"""
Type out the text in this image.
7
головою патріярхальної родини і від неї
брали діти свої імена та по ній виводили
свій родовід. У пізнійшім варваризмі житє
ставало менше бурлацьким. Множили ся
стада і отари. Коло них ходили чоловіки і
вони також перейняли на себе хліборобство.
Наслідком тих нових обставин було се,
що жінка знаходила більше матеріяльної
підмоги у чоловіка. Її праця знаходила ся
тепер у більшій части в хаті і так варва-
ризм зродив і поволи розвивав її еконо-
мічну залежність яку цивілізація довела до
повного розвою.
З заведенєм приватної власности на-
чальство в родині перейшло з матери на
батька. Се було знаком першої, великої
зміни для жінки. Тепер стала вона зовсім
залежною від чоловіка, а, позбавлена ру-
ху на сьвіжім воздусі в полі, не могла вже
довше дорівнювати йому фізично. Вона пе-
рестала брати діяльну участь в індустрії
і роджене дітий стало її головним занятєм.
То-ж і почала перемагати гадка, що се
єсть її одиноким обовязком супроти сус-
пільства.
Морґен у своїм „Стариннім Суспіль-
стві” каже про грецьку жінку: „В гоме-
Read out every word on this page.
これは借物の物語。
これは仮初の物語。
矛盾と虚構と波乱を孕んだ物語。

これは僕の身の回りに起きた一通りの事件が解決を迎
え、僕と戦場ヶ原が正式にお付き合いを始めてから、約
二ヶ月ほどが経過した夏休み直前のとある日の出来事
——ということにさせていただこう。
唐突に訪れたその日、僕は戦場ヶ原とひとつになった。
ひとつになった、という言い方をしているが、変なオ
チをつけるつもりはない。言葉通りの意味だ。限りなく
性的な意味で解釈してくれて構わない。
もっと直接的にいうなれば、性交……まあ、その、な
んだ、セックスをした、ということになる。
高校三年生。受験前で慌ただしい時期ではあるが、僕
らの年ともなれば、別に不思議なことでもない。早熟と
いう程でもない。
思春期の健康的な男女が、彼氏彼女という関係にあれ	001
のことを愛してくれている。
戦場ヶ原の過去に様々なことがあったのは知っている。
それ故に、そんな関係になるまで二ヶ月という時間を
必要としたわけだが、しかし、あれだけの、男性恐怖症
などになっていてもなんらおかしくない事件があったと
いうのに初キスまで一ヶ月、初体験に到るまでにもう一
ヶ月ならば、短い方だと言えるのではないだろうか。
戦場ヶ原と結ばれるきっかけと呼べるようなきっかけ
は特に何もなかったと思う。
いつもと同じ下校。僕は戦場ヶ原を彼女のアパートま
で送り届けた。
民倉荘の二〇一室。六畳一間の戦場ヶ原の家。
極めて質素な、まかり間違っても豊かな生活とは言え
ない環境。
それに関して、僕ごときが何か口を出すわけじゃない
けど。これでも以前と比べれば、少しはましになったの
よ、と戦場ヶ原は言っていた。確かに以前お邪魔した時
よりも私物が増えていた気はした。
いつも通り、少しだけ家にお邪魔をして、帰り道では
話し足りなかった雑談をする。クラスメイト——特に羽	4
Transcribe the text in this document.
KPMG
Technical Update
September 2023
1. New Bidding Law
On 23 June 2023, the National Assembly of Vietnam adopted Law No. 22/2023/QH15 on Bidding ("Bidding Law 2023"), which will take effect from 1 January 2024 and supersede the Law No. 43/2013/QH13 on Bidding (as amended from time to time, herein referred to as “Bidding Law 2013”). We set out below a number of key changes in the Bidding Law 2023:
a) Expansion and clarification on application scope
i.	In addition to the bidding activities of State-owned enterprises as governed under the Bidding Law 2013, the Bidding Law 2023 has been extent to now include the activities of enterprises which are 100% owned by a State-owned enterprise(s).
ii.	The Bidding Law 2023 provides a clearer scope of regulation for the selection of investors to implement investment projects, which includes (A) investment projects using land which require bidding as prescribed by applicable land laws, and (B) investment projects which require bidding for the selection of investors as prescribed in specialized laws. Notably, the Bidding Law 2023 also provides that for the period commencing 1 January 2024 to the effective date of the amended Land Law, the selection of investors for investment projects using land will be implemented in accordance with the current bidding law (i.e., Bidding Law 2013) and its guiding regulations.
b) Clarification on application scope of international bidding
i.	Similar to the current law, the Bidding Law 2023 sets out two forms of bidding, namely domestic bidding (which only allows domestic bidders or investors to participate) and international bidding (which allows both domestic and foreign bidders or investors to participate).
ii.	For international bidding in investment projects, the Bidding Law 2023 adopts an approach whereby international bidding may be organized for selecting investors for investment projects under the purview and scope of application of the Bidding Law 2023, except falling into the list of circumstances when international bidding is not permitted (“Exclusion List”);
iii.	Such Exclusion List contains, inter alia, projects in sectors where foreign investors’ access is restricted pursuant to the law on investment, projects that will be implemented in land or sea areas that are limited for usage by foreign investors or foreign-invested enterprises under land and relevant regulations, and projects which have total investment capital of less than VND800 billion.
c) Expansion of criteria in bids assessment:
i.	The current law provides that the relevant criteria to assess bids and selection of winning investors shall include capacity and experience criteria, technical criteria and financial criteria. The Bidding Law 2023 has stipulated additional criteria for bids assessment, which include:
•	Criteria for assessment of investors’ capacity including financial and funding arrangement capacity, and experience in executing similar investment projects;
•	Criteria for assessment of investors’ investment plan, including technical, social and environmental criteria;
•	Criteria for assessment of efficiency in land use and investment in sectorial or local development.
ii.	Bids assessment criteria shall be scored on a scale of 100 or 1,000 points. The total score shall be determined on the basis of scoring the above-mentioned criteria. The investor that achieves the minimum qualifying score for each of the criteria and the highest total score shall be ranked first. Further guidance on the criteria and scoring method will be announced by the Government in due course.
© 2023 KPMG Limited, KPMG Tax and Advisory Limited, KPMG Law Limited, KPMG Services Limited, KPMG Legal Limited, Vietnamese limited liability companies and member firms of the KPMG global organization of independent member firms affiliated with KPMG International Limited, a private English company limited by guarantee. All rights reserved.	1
"""
Using the records above, copy every line that has the word "scope" in it.

a) Expansion and clarification on application scope
ii.	The Bidding Law 2023 provides a clearer scope of regulation for the selection of investors to implement investment projects, which includes (A) investment projects using land which require bidding as prescribed by applicable land laws, and (B) investment projects which require bidding for the selection of investors as prescribed in specialized laws. Notably, the Bidding Law 2023 also provides that for the period commencing 1 January 2024 to the effective date of the amended Land Law, the selection of investors for investment projects using land will be implemented in accordance with the current bidding law (i.e., Bidding Law 2013) and its guiding regulations.
b) Clarification on application scope of international bidding
ii.	For international bidding in investment projects, the Bidding Law 2023 adopts an approach whereby international bidding may be organized for selecting investors for investment projects under the purview and scope of application of the Bidding Law 2023, except falling into the list of circumstances when international bidding is not permitted (“Exclusion List”);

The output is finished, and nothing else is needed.